__Excerpt to read__.
— START —
No good leader would deliberately inflict injury on his citizens. PMB’s quest for pardon is reflective of average evading Nigerian leaders that are caught between self piety and guilt, but nonetheless desirous of purgation. Apparently signalling the awkward approach to pardon and reconciliation in Nigeria, vengeful Nigerians are everywhere, and poised to take their pound of flesh from real and imagined offenders within their reach. The hurtful memories of the Civil war have continued to haunt the country, as witnessed in the ethno-religious consternations that tainted the 2023 elections. Vengeful unknown ‘avengers’ are steadily killing both notable and common citizens in the Southeast. Kidnappers are constantly on the prowl, with Abuja suburbs reduced to a nest of a sort. Ambrose Owuru staged a laughable revenge by seeking to halt the inauguration of Tinubu on May 29, through the excavation of a redundant memory of the past. Owuru typifies a warped human agency, psychically wounded by aggressors that are constantly reigning in impunity.
Rather than the redundant approaches of Nigerian leaders to hurt, and needless insincere quest for pardon, they should take a cue from the decision of the immediate Deputy Prime Minister of the United Kingdom, Dominic Raab, who resigned his position because of claims of bullying levelled against him. Even though Raab argued that the report of the investigation that indicted him was flawed, he nonetheless put the nation and the people above his personal integrity to step down. The behaviour of Nigeria leaders to introduce probability to their acts of guilt through the use of the ‘if’ clause is defeatist, self-conceited and a mere attempt to make a fool of hurtful Nigerians, who may be left to be vengeful. PMB might not know how he hurt people, at least inadvertently, he should be reminded of the anglings about nepotism, insecurity, the impoverishment that produced 133 million multidimesionally poor Nigerians, making the nation the poverty capital of the world, etc. It is a fact that PMB got all he asked for as a lucky over-pampered citizen and leader, but the people did not get all he promised them to earn their votes.
— END —
__Data lines__.
— START —
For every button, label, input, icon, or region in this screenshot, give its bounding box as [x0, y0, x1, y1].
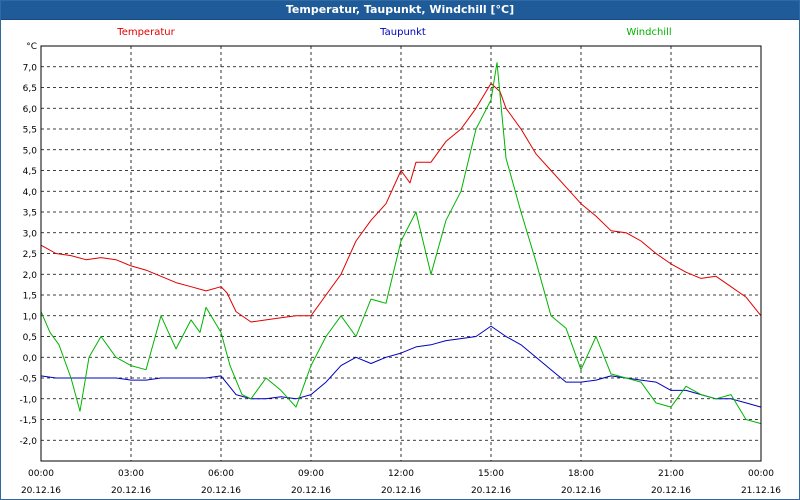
— END —
__Exercise objective__. Write the next part of the commentary on Nigerian leaders and their requests for pardon, starting after its last sentence.

__Task response__.
The simple way out is for Nigerian leaders to say nothing but the truth about their hurting dispositions, confess their guilt, and remorsefully seek forgiveness, as against pardon, the ordered version, in order to prevent hurtful vengeful Nigerians from seeking revenge. Gandhi might be right, after all, that it is the strong that forgives, even as we are reminded that an eye for an eye would make the whole world blind. Nigerians’ immediate consolation is expected new breath promised in the renewed hope of the incoming government of Asiwaju Bola Tinubu. May past governance in Nigeria not be better than the present and future!